The Floyd Landis Case: Distributed Knowledge, Transparency, and the Wisdom of Crowds

Lynne Kiesling

As KP readers know, I am a cyclist and commented on the innumerate media debacle surrounding the Floyd Landis drug test here and here in July. Between the histrionics of the media, the history of bad behavior on the part of at least one testing lab, and the sheer ignorance of science and statistics, the whole episode leaves a bad taste in my mouth, regardless of Landis’ actions. Nonetheless, I have been keeping up over the past couple of months as a lurker at Trust But Verify (TBV for short) and the Daily Peleton Doping Discussion Forum (DP for short).

On the TBV, there have recently been some extremely knowledgeable and telling forwarding of documents from “Ferret” (all of the support for my brief narrative here is catalogued at TBV). He knew enough, and said stuff in ways that indicated that he might be one F. Landis of Murietta, California. Then over last weekend transparency kicked in, and a new user on the DP Forum called Floyd said that he was indeed Floyd Landis. Independent users have verified the identity of Ferret/Floyd. [Note: edited to correct errors noted by TBV, thanks!]

Furthermore the TBV blogger had done such an outstanding job of evaluating evidence in a balanced way, keeping the information flow large and clear, and stimulating constructive conversation on Floyd’s case that Ferret/Floyd has sent case documents to TBV to archive and make available to all. In addition to the archive.org site where Mr. TBV has put the documents in the case, the case files are available at FloydLandis.com.

Stephen Dubner at Freakonomics also noted the 21st-century independent media aspects of this decision.
═══
### REQUIRED TASK 1
In the piece on the Floyd Landis case, write out the passage that begins at the words "The Floyd Landis Case: Distributed" and stops after "(DP for short).", replacing "cyclist" with "bike racer".
### REQUIRED TASK 2
Continue the piece on the Floyd Landis case from the point where it stops.

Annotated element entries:
═══
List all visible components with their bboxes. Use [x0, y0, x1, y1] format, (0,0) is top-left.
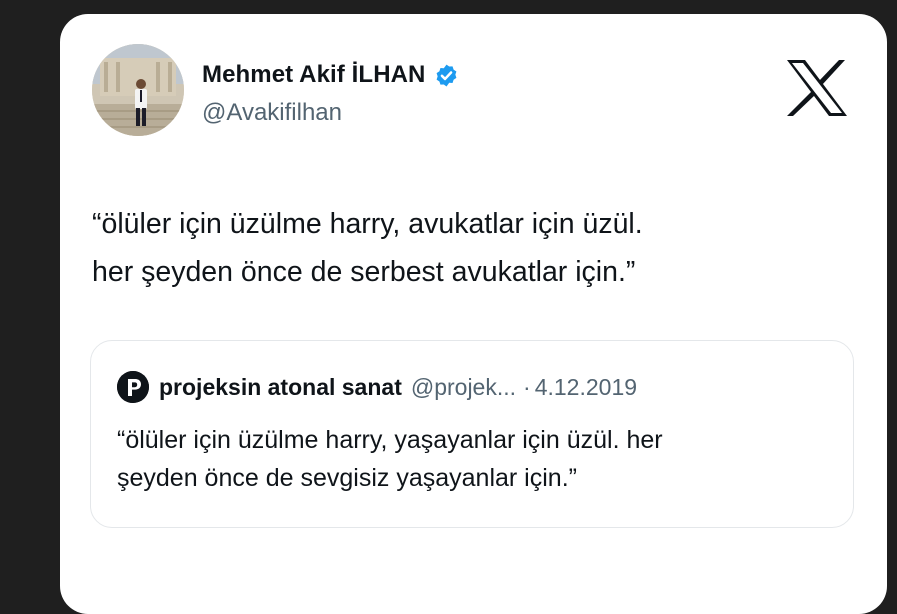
- tweet-card: Mehmet Akif İLHAN @Avakifilhan “ölüler i…: [60, 14, 887, 614]
- x-logo-icon[interactable]: [785, 58, 849, 118]
- quoted-header-separator: ·: [523, 373, 531, 400]
- quoted-author-name[interactable]: projeksin atonal sanat: [159, 374, 402, 401]
- author-name-row[interactable]: Mehmet Akif İLHAN: [202, 59, 459, 91]
- avatar-photo: [92, 44, 184, 136]
- quoted-tweet[interactable]: projeksin atonal sanat @projek... · 4.12…: [90, 340, 854, 528]
- author-handle[interactable]: @Avakifilhan: [202, 99, 342, 127]
- quoted-tweet-date[interactable]: 4.12.2019: [535, 374, 637, 401]
- p-logo-icon[interactable]: [117, 371, 149, 403]
- quoted-tweet-text: “ölüler için üzülme harry, yaşayanlar iç…: [117, 426, 663, 492]
- tweet-text: “ölüler için üzülme harry, avukatlar içi…: [92, 208, 643, 288]
- author-avatar[interactable]: [92, 44, 184, 136]
- quoted-tweet-header: projeksin atonal sanat @projek... · 4.12…: [117, 371, 637, 403]
- quoted-author-handle[interactable]: @projek...: [411, 374, 516, 401]
- author-name[interactable]: Mehmet Akif İLHAN: [202, 61, 426, 89]
- verified-badge-icon: [434, 63, 459, 88]
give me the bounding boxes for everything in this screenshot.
═══
### EXPECTED OUTPUT 1
The Floyd Landis Case: Distributed Knowledge, Transparency, and the Wisdom of Crowds

Lynne Kiesling

As KP readers know, I am a bike racer and commented on the innumerate media debacle surrounding the Floyd Landis drug test here and here in July. Between the histrionics of the media, the history of bad behavior on the part of at least one testing lab, and the sheer ignorance of science and statistics, the whole episode leaves a bad taste in my mouth, regardless of Landis’ actions. Nonetheless, I have been keeping up over the past couple of months as a lurker at Trust But Verify (TBV for short) and the Daily Peleton Doping Discussion Forum (DP for short).

### EXPECTED OUTPUT 2
But the real story here isn’t just in Floyd posting the files on his website. The real story is the conversation that’s been going on in the DP forum and at TBV for the past several weeks, and how Floyd is going to use this community to implement a “wisdom of crowds” approach to their defense files. Floyd’s defense is an open-source project, and is likely to be much better because of the cumulative knowledge of the cycling community. And it’s not just cycling knowledge; it’s chromatography, forensic chemistry, law, statistics, etc.

Floyd and “one-mint-julich” put it succinctly in a couple of posts:

[one-mint-julich] “This is definitely one of the waves of the future, actually of the present. It is getting harder and harder for any one person to know anything that a large number of other people, combined, don’t know better.”

[Floyd] “You called it. Will and I have been reading these from the begining and while you guys are opinionated (as am I) we decided that, if given the info, you would be constructive. We’ll call it the Wikipedia defense, and I would have given everything to you sooner but had a very hard time selling the idea to the lawyers.”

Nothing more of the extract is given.